» Stated task
Return each line of the data below verbatim; pictures are to be left out.
------------
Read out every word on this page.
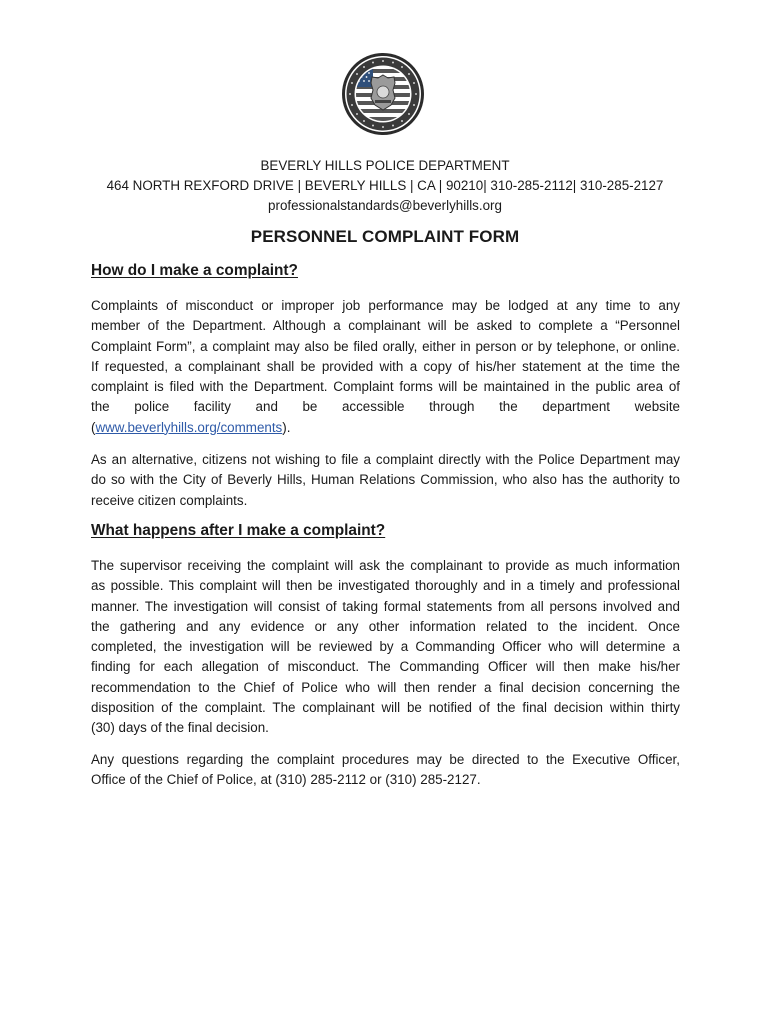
BEVERLY HILLS POLICE DEPARTMENT
464 NORTH REXFORD DRIVE | BEVERLY HILLS | CA | 90210| 310-285-2112| 310-285-2127
professionalstandards@beverlyhills.org
PERSONNEL COMPLAINT FORM
How do I make a complaint?
Complaints of misconduct or improper job performance may be lodged at any time to any
member of the Department. Although a complainant will be asked to complete a “Personnel
Complaint Form”, a complaint may also be filed orally, either in person or by telephone, or online.
If requested, a complainant shall be provided with a copy of his/her statement at the time the
complaint is filed with the Department. Complaint forms will be maintained in the public area of
the police facility and be accessible through the department website
(www.beverlyhills.org/comments).
As an alternative, citizens not wishing to file a complaint directly with the Police Department may
do so with the City of Beverly Hills, Human Relations Commission, who also has the authority to
receive citizen complaints.
What happens after I make a complaint?
The supervisor receiving the complaint will ask the complainant to provide as much information
as possible. This complaint will then be investigated thoroughly and in a timely and professional
manner. The investigation will consist of taking formal statements from all persons involved and
the gathering and any evidence or any other information related to the incident. Once
completed, the investigation will be reviewed by a Commanding Officer who will determine a
finding for each allegation of misconduct. The Commanding Officer will then make his/her
recommendation to the Chief of Police who will then render a final decision concerning the
disposition of the complaint. The complainant will be notified of the final decision within thirty
(30) days of the final decision.
Any questions regarding the complaint procedures may be directed to the Executive Officer,
Office of the Chief of Police, at (310) 285-2112 or (310) 285-2127.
------------
» Answer to the task
Read out every word on this page.
BEVERLY HILLS POLICE DEPARTMENT
464 NORTH REXFORD DRIVE | BEVERLY HILLS | CA | 90210| 310-285-2112| 310-285-2127
professionalstandards@beverlyhills.org
PERSONNEL COMPLAINT FORM
How do I make a complaint?
Complaints of misconduct or improper job performance may be lodged at any time to any
member of the Department. Although a complainant will be asked to complete a “Personnel
Complaint Form”, a complaint may also be filed orally, either in person or by telephone, or online.
If requested, a complainant shall be provided with a copy of his/her statement at the time the
complaint is filed with the Department. Complaint forms will be maintained in the public area of
the police facility and be accessible through the department website
(www.beverlyhills.org/comments).
As an alternative, citizens not wishing to file a complaint directly with the Police Department may
do so with the City of Beverly Hills, Human Relations Commission, who also has the authority to
receive citizen complaints.
What happens after I make a complaint?
The supervisor receiving the complaint will ask the complainant to provide as much information
as possible. This complaint will then be investigated thoroughly and in a timely and professional
manner. The investigation will consist of taking formal statements from all persons involved and
the gathering and any evidence or any other information related to the incident. Once
completed, the investigation will be reviewed by a Commanding Officer who will determine a
finding for each allegation of misconduct. The Commanding Officer will then make his/her
recommendation to the Chief of Police who will then render a final decision concerning the
disposition of the complaint. The complainant will be notified of the final decision within thirty
(30) days of the final decision.
Any questions regarding the complaint procedures may be directed to the Executive Officer,
Office of the Chief of Police, at (310) 285-2112 or (310) 285-2127.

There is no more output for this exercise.